SHORT EXERCISE: Look through the data and write out every line with the word "text" in it.
>> BEGIN
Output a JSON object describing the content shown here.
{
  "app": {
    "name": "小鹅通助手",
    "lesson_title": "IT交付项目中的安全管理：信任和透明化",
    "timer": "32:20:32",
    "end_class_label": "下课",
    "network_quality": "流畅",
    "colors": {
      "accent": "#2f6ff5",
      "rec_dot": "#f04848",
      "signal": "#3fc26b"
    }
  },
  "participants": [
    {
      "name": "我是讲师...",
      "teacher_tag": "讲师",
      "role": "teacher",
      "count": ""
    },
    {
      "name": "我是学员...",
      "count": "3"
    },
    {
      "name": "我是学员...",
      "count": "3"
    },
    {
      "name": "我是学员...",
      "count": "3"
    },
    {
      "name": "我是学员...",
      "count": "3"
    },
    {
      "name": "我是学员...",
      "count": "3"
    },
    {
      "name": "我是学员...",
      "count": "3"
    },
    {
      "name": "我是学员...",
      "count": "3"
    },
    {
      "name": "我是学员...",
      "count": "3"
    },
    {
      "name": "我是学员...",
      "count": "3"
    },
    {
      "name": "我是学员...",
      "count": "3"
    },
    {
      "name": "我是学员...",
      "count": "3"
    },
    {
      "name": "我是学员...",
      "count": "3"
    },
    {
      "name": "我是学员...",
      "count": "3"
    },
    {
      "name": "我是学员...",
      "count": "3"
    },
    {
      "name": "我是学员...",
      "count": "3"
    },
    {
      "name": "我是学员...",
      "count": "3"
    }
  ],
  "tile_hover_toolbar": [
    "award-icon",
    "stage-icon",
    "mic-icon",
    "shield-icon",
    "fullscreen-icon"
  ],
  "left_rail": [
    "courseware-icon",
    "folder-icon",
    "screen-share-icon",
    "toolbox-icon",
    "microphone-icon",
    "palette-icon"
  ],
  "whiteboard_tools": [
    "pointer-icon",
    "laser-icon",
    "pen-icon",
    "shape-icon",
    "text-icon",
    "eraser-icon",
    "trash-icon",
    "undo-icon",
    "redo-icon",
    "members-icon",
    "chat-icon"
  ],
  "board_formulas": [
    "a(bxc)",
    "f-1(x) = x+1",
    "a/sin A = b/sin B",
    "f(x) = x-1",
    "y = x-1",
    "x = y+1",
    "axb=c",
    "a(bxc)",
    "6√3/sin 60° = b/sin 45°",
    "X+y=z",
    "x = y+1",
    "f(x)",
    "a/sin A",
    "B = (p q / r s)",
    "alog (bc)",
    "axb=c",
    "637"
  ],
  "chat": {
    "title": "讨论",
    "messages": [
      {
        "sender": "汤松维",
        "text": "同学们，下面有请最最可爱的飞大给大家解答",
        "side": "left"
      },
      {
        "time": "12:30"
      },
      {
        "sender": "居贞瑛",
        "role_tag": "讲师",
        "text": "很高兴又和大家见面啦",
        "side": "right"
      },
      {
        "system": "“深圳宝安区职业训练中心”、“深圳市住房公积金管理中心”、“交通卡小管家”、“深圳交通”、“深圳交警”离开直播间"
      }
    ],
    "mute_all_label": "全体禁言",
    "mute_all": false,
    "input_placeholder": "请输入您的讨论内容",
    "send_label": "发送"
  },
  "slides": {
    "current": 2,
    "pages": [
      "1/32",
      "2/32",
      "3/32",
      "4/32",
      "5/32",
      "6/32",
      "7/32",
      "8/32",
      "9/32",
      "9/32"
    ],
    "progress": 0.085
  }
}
>> END
RESPONSE FOR THIS EXERCISE:
    "text-icon",
        "text": "同学们，下面有请最最可爱的飞大给大家解答",
        "text": "很高兴又和大家见面啦",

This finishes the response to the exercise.